(Material shown)
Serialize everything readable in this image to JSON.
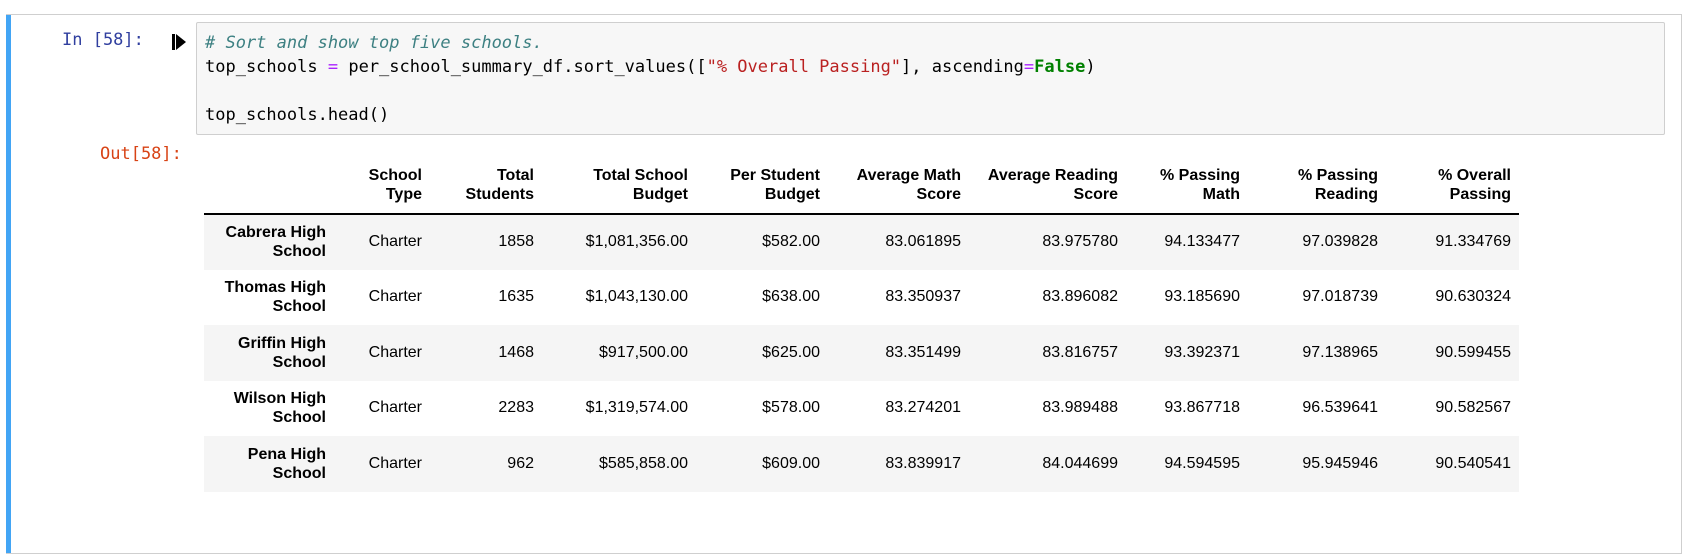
{
  "input_prompt": "In [58]:",
  "output_prompt": "Out[58]:",
  "code": {
    "line1_comment": "# Sort and show top five schools.",
    "line2_var": "top_schools",
    "line2_eq": "=",
    "line2_call": "per_school_summary_df.sort_values([",
    "line2_str": "\"% Overall Passing\"",
    "line2_mid": "], ascending",
    "line2_eq2": "=",
    "line2_kw": "False",
    "line2_end": ")",
    "line4": "top_schools.head()"
  },
  "table": {
    "columns": [
      {
        "line1": "School",
        "line2": "Type"
      },
      {
        "line1": "Total",
        "line2": "Students"
      },
      {
        "line1": "Total School",
        "line2": "Budget"
      },
      {
        "line1": "Per Student",
        "line2": "Budget"
      },
      {
        "line1": "Average Math",
        "line2": "Score"
      },
      {
        "line1": "Average Reading",
        "line2": "Score"
      },
      {
        "line1": "% Passing",
        "line2": "Math"
      },
      {
        "line1": "% Passing",
        "line2": "Reading"
      },
      {
        "line1": "% Overall",
        "line2": "Passing"
      }
    ],
    "rows": [
      {
        "index1": "Cabrera High",
        "index2": "School",
        "cells": [
          "Charter",
          "1858",
          "$1,081,356.00",
          "$582.00",
          "83.061895",
          "83.975780",
          "94.133477",
          "97.039828",
          "91.334769"
        ]
      },
      {
        "index1": "Thomas High",
        "index2": "School",
        "cells": [
          "Charter",
          "1635",
          "$1,043,130.00",
          "$638.00",
          "83.350937",
          "83.896082",
          "93.185690",
          "97.018739",
          "90.630324"
        ]
      },
      {
        "index1": "Griffin High",
        "index2": "School",
        "cells": [
          "Charter",
          "1468",
          "$917,500.00",
          "$625.00",
          "83.351499",
          "83.816757",
          "93.392371",
          "97.138965",
          "90.599455"
        ]
      },
      {
        "index1": "Wilson High",
        "index2": "School",
        "cells": [
          "Charter",
          "2283",
          "$1,319,574.00",
          "$578.00",
          "83.274201",
          "83.989488",
          "93.867718",
          "96.539641",
          "90.582567"
        ]
      },
      {
        "index1": "Pena High",
        "index2": "School",
        "cells": [
          "Charter",
          "962",
          "$585,858.00",
          "$609.00",
          "83.839917",
          "84.044699",
          "94.594595",
          "95.945946",
          "90.540541"
        ]
      }
    ]
  },
  "colors": {
    "cell_bar": "#42a5f5",
    "in_prompt": "#303f9f",
    "out_prompt": "#d84315"
  },
  "icons": {
    "run": "run-cell-icon"
  }
}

(Work instructions) Transcribe all of the material exactly, leaving out whatever pictures it contains.

(Exercise result)
Serialize everything readable in this image to JSON.
{
  "input_prompt": "In [58]:",
  "output_prompt": "Out[58]:",
  "code": {
    "line1_comment": "# Sort and show top five schools.",
    "line2_var": "top_schools",
    "line2_eq": "=",
    "line2_call": "per_school_summary_df.sort_values([",
    "line2_str": "\"% Overall Passing\"",
    "line2_mid": "], ascending",
    "line2_eq2": "=",
    "line2_kw": "False",
    "line2_end": ")",
    "line4": "top_schools.head()"
  },
  "table": {
    "columns": [
      {
        "line1": "School",
        "line2": "Type"
      },
      {
        "line1": "Total",
        "line2": "Students"
      },
      {
        "line1": "Total School",
        "line2": "Budget"
      },
      {
        "line1": "Per Student",
        "line2": "Budget"
      },
      {
        "line1": "Average Math",
        "line2": "Score"
      },
      {
        "line1": "Average Reading",
        "line2": "Score"
      },
      {
        "line1": "% Passing",
        "line2": "Math"
      },
      {
        "line1": "% Passing",
        "line2": "Reading"
      },
      {
        "line1": "% Overall",
        "line2": "Passing"
      }
    ],
    "rows": [
      {
        "index1": "Cabrera High",
        "index2": "School",
        "cells": [
          "Charter",
          "1858",
          "$1,081,356.00",
          "$582.00",
          "83.061895",
          "83.975780",
          "94.133477",
          "97.039828",
          "91.334769"
        ]
      },
      {
        "index1": "Thomas High",
        "index2": "School",
        "cells": [
          "Charter",
          "1635",
          "$1,043,130.00",
          "$638.00",
          "83.350937",
          "83.896082",
          "93.185690",
          "97.018739",
          "90.630324"
        ]
      },
      {
        "index1": "Griffin High",
        "index2": "School",
        "cells": [
          "Charter",
          "1468",
          "$917,500.00",
          "$625.00",
          "83.351499",
          "83.816757",
          "93.392371",
          "97.138965",
          "90.599455"
        ]
      },
      {
        "index1": "Wilson High",
        "index2": "School",
        "cells": [
          "Charter",
          "2283",
          "$1,319,574.00",
          "$578.00",
          "83.274201",
          "83.989488",
          "93.867718",
          "96.539641",
          "90.582567"
        ]
      },
      {
        "index1": "Pena High",
        "index2": "School",
        "cells": [
          "Charter",
          "962",
          "$585,858.00",
          "$609.00",
          "83.839917",
          "84.044699",
          "94.594595",
          "95.945946",
          "90.540541"
        ]
      }
    ]
  },
  "colors": {
    "cell_bar": "#42a5f5",
    "in_prompt": "#303f9f",
    "out_prompt": "#d84315"
  },
  "icons": {
    "run": "run-cell-icon"
  }
}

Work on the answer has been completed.